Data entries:
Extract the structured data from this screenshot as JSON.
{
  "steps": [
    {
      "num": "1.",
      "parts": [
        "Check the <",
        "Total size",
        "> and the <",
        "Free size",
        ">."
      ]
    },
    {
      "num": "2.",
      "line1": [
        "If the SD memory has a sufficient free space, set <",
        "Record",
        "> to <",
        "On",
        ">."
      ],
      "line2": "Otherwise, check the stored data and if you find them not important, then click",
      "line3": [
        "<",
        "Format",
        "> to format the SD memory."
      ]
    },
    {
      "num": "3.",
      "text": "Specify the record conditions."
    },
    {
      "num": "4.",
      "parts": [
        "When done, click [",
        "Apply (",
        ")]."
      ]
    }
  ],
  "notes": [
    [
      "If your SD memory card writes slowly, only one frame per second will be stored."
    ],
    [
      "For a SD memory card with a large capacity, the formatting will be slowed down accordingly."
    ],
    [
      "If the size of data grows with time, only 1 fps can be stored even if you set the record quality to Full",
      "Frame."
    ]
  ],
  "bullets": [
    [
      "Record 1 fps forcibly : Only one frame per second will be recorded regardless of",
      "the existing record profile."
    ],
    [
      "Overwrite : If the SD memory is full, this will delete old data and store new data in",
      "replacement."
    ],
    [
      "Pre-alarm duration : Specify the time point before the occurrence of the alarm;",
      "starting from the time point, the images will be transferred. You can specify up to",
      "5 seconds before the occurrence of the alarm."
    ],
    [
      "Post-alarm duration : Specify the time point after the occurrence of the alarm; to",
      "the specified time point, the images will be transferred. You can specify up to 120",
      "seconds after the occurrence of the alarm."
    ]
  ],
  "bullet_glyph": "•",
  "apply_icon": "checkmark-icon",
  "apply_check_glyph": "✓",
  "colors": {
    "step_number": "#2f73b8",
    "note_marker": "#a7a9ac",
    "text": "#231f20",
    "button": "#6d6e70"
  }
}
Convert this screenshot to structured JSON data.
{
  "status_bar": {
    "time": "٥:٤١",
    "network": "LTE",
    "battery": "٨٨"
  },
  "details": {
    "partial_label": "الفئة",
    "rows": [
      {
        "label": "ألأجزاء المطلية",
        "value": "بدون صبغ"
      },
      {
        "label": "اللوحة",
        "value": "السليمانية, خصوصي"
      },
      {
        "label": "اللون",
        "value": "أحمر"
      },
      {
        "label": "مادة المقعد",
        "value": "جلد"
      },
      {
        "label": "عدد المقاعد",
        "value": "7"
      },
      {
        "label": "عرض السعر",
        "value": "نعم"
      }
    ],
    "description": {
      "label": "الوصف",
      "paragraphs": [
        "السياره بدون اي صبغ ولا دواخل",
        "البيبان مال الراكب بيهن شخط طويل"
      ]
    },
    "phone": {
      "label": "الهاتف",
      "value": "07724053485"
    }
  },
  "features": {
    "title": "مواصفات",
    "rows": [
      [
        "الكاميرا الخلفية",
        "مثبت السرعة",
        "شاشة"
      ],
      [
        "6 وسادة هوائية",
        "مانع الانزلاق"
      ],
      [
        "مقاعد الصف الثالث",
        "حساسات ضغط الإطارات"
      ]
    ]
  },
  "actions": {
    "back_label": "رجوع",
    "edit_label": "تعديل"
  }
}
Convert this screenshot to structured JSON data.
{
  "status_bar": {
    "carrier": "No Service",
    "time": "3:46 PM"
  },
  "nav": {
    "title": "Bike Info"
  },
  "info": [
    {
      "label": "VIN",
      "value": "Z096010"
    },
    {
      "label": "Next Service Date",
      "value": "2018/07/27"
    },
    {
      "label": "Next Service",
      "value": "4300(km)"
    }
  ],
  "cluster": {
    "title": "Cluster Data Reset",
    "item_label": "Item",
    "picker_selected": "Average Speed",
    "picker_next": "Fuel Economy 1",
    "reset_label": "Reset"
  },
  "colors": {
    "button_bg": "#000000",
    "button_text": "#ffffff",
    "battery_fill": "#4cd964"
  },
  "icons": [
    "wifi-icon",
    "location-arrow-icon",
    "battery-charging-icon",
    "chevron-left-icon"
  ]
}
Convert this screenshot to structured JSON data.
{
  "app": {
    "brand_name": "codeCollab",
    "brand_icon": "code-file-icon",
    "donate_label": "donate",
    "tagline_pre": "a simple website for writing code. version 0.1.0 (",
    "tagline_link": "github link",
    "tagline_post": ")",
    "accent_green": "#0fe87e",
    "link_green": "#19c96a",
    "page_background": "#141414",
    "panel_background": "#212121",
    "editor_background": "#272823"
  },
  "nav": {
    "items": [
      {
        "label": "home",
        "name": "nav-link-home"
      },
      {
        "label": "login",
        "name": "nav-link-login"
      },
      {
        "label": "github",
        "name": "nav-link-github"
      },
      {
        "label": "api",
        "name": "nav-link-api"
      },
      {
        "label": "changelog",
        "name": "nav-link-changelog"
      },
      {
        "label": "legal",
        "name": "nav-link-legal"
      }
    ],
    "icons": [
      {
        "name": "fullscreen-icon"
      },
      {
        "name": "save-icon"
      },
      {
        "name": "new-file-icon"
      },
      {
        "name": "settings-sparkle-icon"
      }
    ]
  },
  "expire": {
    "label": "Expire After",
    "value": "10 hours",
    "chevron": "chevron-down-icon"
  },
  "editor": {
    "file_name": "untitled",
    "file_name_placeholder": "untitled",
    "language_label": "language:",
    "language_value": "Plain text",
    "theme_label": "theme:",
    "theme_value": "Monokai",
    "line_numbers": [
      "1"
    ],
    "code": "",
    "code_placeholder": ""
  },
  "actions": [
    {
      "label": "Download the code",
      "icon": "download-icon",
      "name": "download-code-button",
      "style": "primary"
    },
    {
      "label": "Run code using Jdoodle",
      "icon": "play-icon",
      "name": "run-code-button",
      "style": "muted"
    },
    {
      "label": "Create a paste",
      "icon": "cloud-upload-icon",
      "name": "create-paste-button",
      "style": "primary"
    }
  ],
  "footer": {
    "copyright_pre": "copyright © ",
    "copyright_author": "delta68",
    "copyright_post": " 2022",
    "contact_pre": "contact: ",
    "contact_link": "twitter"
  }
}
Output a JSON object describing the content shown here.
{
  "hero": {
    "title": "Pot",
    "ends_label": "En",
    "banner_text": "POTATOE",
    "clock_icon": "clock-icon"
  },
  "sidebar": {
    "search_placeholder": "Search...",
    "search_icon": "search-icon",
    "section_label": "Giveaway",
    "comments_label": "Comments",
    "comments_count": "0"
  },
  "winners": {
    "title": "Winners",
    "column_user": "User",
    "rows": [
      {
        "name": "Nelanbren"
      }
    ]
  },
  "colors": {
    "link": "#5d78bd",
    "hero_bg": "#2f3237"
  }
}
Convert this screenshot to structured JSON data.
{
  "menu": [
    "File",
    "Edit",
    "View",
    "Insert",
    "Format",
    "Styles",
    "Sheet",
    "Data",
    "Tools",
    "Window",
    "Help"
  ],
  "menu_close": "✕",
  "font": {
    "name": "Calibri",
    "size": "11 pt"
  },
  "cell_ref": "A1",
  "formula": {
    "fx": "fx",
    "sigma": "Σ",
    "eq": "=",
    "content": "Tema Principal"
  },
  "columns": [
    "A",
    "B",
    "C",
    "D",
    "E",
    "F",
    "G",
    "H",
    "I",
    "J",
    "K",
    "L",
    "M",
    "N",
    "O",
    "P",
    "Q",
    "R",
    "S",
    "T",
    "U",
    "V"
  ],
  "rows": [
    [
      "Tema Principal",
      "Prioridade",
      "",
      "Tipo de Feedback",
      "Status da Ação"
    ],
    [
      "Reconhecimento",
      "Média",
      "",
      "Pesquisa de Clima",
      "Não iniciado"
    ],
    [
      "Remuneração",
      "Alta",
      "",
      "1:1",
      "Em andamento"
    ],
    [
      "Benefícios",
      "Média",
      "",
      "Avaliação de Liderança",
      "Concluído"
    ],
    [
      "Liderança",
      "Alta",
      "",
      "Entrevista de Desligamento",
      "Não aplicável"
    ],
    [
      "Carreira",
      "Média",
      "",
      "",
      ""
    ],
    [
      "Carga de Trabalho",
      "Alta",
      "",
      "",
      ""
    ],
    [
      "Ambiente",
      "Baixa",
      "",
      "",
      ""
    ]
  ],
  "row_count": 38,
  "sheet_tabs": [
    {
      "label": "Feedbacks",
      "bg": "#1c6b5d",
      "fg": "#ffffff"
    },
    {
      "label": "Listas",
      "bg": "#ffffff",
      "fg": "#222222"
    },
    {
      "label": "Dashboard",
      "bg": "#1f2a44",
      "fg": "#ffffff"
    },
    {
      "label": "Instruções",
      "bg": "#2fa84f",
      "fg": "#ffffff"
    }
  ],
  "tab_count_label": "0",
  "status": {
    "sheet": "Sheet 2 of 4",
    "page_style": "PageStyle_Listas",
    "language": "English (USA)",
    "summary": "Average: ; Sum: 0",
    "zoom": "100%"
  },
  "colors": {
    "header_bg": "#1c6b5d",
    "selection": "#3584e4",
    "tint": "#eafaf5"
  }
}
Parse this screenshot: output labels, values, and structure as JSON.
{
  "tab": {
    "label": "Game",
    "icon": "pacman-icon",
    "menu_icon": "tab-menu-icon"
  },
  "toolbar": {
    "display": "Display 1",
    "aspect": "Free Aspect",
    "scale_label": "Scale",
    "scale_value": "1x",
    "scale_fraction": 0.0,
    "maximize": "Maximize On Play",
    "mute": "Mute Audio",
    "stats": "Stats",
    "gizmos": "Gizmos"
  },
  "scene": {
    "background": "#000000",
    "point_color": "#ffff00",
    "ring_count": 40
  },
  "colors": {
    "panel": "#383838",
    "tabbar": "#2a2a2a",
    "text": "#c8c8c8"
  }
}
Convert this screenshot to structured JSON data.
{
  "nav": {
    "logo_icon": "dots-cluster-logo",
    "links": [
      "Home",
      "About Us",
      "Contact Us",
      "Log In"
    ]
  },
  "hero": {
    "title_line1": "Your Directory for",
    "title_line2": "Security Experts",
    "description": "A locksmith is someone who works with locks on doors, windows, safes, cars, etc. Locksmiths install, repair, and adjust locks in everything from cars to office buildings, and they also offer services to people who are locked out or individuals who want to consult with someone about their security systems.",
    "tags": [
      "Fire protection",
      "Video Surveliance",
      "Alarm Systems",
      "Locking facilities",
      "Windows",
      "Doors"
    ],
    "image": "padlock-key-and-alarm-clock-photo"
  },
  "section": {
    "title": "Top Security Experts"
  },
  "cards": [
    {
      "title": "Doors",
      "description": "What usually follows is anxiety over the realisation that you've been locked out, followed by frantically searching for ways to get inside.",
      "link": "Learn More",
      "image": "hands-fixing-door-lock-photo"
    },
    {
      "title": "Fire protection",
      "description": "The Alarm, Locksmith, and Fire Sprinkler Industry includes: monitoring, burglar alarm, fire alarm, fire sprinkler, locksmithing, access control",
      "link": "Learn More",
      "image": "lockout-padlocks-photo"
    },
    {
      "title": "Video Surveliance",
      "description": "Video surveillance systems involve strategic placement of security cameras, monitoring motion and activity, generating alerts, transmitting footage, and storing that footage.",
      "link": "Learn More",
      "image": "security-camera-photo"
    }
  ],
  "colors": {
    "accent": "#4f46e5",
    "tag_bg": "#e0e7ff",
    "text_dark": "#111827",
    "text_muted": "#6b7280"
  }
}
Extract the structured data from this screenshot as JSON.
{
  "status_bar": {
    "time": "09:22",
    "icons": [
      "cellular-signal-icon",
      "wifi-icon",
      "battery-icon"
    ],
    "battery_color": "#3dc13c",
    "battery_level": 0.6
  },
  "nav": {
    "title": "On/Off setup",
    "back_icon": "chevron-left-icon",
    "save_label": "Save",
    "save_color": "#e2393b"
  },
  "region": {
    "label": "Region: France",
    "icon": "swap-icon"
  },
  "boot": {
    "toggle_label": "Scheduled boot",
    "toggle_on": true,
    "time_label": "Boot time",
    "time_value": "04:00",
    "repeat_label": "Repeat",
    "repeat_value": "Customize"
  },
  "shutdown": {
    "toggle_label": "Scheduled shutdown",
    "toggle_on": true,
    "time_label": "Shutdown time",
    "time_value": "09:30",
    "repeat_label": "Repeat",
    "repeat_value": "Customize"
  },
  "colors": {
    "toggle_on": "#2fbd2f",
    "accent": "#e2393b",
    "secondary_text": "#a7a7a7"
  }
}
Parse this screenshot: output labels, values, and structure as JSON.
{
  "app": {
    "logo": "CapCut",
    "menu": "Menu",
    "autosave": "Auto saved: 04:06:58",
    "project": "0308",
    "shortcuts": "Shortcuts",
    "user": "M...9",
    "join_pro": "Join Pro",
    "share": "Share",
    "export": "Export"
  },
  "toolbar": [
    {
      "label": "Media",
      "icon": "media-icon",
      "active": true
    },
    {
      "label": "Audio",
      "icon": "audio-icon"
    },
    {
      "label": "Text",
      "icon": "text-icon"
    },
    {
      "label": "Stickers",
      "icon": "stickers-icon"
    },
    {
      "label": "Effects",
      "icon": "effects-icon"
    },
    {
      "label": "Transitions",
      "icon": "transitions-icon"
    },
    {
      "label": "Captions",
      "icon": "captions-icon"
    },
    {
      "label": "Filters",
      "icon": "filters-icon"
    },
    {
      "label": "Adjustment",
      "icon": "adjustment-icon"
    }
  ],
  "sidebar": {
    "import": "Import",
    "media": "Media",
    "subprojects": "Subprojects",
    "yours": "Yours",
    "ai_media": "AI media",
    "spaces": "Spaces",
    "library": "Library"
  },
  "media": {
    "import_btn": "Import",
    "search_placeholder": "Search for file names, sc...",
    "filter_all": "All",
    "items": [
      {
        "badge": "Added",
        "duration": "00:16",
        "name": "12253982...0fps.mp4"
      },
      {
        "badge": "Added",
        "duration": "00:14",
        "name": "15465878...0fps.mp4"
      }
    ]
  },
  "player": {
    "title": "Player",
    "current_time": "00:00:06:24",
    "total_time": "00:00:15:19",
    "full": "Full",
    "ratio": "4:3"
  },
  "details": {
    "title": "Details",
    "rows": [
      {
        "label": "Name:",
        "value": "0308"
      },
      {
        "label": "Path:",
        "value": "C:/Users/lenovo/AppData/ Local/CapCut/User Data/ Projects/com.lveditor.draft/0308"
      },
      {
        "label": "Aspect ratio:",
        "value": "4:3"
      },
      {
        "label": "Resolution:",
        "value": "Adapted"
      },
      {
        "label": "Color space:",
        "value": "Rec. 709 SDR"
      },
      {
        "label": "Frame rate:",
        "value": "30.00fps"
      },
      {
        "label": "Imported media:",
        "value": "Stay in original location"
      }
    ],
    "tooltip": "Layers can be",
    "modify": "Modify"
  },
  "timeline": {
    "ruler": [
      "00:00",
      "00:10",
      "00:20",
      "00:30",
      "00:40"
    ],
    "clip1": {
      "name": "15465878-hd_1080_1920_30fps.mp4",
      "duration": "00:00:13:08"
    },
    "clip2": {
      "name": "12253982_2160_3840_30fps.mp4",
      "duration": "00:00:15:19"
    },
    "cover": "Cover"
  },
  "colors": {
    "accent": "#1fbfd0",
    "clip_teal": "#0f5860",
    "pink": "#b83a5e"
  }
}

Task requirements
Gather all lines of the records that include the word "chevron".

Reply to the exercise
    "chevron-left-icon"
    "chevron": "chevron-down-icon"
    "back_icon": "chevron-left-icon",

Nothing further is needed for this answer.